### Text for analysis
Reputation: 51
I have the most basic knowledge with Python and working on tweets analyzing API. I found a NLP tutorial where it uses T-SNE and word2vec. Reference to my system posted on Stackoverflow before.
I followed the tutorial step-by-step, but upon running the code, I encountered an error:
Non-ASCII character '\xc3' in file
Is there a reason to this? Code snippet is as below.
def process_raw_data(input_file):
valid = u"0123456789abcdefghijklmnopqrstuvwxyzABCDEFGHIJKLMNOPQRSTUVWXYZ#@.:/ äöåÄÖÅ"
url_match = "(https?:\/\/[0-9a-zA-Z\-\_]+\.[\-\_0-9a-zA-Z]+\.?[0-9a-zA-Z\-\_]*\/?.*)"
name_match = "\@[\_0-9a-zA-Z]+\:?"
lines = []
print("Loading raw data from: " + input_file)
if os.path.exists(input_file):
with io.open(input_file, 'r', encoding="utf-8") as f:
lines = f.readlines()

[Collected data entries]
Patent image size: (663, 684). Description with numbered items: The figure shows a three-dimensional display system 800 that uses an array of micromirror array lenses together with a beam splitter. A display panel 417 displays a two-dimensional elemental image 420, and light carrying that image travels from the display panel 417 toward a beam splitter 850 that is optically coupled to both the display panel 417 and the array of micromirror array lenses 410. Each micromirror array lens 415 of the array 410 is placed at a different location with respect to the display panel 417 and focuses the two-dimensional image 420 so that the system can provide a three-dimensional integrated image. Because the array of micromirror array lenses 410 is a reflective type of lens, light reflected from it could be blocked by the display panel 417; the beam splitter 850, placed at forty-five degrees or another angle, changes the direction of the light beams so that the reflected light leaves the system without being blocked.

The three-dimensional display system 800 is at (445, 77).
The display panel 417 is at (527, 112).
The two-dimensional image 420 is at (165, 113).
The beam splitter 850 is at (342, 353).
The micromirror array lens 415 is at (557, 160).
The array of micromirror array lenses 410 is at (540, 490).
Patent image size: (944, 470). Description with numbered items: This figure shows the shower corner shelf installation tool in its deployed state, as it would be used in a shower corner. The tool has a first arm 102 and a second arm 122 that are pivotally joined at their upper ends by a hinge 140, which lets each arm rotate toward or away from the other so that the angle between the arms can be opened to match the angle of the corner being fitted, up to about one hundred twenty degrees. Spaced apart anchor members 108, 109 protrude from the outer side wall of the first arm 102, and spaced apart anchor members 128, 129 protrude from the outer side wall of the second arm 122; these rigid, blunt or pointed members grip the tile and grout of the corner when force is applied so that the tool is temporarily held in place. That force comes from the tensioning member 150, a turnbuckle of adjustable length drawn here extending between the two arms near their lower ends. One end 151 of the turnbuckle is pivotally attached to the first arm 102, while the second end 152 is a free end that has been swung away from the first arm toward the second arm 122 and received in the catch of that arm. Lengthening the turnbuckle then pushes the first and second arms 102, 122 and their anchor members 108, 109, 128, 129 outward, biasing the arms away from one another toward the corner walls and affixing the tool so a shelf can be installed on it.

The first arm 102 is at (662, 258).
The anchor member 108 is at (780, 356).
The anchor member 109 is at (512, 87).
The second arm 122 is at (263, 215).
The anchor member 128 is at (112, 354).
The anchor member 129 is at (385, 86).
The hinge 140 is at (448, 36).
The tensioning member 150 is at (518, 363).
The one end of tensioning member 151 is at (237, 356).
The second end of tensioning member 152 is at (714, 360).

### Complete the following
**1.** In the forum post about the Python error, what error message showed up when the code was run?
**2.** Pick up the forum post about the Python error and keep writing it from its last line.
The items have no connection to the forum post about the Python error.

### Answers to the exercise
**1.** Non-ASCII character '\xc3' in file

**2.**
num_lines = len(lines)
ret = []
for count, text in enumerate(lines):
if count % 50 == 0:
print_progress(count, num_lines)
text = re.sub(url_match, u"", text)
text = re.sub(name_match, u"", text)
text = re.sub("\&\;?", u"", text)
text = re.sub("[\:\.]{1,}$", u"", text)
text = re.sub("^RT\:?", u"", text)
text = u''.join(x for x in text if x in valid)
text = text.strip()
if len(text.split()) > 5:
if text not in ret:
ret.append(text)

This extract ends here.